• **Exercise**
Reply with the count of lines holding "status", nothing more.

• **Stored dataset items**
--

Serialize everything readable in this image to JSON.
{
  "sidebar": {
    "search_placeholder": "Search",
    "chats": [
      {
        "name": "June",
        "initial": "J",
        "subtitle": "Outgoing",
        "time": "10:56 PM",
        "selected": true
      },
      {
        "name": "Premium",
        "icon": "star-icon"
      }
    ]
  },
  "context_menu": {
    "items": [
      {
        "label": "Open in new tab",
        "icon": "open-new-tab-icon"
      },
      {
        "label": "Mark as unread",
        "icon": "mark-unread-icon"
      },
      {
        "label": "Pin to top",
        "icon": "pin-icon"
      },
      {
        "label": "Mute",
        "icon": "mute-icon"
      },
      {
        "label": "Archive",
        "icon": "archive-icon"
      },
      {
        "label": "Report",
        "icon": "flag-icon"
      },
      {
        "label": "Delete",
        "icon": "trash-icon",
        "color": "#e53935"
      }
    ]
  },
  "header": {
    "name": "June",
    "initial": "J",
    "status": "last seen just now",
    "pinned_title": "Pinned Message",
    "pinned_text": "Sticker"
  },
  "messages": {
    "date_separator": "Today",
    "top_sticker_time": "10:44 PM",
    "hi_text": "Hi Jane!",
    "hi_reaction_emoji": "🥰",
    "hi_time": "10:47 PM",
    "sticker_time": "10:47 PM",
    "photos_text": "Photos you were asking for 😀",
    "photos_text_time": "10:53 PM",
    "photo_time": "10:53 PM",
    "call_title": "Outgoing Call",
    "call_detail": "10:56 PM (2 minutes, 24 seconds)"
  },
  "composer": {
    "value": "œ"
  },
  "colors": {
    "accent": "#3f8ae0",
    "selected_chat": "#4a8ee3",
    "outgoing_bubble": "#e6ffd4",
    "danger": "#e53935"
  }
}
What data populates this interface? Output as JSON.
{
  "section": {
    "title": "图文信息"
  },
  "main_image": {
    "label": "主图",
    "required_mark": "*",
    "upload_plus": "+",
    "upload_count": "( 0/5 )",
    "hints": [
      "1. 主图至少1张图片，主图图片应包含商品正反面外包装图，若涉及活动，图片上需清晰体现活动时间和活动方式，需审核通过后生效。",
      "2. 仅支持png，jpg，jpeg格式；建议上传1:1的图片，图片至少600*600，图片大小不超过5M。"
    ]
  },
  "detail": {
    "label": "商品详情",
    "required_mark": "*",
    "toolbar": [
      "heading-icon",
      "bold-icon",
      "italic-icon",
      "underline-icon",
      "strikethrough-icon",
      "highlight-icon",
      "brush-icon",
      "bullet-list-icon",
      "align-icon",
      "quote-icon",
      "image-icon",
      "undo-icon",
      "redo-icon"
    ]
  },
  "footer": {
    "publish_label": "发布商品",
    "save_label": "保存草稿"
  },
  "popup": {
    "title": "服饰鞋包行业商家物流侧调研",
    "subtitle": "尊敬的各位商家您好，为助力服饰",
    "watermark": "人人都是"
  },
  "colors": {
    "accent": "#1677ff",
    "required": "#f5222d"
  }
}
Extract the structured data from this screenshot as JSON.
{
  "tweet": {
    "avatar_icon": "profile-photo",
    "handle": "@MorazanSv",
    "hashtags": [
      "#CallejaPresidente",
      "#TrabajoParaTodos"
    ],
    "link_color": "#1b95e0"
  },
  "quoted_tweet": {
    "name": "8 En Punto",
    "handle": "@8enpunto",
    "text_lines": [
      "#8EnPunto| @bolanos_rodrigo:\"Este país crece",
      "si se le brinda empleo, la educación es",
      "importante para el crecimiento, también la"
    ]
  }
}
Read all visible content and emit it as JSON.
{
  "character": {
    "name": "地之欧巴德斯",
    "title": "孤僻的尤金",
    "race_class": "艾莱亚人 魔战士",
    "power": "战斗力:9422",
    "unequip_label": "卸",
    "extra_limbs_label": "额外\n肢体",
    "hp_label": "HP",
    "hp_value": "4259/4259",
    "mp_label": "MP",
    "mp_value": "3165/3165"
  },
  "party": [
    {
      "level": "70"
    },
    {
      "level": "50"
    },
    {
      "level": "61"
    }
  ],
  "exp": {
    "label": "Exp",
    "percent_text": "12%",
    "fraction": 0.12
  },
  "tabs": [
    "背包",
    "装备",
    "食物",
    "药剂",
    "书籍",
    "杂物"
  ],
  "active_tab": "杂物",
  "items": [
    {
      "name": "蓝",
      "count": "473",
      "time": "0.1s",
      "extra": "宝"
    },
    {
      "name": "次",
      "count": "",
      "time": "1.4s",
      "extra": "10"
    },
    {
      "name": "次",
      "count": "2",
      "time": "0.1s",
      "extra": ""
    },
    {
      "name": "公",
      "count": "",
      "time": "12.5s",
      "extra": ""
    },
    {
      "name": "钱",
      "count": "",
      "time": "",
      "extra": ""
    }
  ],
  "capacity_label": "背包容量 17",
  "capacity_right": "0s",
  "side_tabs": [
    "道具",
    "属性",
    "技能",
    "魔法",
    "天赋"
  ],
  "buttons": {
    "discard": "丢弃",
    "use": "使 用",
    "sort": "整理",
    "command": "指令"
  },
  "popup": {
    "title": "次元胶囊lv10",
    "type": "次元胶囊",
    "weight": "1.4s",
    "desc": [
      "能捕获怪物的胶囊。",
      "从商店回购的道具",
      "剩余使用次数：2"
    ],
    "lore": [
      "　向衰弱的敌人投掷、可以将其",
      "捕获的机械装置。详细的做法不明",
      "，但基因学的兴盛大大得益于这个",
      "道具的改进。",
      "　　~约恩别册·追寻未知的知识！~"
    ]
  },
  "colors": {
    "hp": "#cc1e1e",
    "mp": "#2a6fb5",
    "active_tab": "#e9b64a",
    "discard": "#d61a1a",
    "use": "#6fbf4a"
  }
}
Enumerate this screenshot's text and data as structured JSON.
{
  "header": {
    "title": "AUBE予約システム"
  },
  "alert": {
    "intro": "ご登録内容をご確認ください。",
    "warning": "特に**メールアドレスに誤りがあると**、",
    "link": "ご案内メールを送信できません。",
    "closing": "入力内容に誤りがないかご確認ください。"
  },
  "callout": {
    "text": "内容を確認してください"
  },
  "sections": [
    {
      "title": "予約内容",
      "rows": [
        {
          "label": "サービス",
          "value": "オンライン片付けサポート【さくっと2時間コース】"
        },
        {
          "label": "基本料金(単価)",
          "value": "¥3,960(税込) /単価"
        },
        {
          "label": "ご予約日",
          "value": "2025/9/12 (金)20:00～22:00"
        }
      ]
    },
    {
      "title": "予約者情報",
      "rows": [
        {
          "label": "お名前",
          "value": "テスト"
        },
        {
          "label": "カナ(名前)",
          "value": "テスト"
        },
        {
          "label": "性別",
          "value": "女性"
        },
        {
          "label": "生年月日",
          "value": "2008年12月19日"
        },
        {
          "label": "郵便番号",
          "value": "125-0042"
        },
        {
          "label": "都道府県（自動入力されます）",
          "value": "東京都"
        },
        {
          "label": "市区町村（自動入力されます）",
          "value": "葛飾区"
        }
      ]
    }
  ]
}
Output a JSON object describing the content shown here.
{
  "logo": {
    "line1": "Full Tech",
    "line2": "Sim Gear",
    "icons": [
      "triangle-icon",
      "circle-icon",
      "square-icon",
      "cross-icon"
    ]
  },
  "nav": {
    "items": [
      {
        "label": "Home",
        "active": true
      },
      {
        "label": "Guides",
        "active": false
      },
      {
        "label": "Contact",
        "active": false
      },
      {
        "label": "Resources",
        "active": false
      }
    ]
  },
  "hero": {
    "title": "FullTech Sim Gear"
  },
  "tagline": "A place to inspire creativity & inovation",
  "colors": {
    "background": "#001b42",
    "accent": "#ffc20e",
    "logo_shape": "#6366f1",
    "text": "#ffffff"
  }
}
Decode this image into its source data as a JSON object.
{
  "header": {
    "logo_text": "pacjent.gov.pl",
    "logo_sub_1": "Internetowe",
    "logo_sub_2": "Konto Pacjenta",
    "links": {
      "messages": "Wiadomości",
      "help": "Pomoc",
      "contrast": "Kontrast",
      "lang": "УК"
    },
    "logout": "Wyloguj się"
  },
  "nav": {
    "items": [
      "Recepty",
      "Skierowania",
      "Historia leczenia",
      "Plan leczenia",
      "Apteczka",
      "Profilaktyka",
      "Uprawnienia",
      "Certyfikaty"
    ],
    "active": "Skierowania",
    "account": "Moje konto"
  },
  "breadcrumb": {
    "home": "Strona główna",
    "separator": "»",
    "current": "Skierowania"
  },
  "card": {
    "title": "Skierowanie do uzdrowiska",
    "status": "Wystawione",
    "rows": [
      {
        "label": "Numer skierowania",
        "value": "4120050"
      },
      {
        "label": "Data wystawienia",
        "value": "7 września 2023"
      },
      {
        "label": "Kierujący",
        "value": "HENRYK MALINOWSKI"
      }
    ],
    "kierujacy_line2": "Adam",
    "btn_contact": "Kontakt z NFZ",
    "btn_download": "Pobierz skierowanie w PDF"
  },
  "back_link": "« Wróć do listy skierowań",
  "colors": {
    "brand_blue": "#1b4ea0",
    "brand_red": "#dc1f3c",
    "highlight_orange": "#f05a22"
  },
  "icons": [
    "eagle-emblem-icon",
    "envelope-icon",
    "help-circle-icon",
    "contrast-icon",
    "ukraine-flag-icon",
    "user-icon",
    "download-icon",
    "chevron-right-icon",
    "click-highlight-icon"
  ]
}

--

• **Worked solution**
2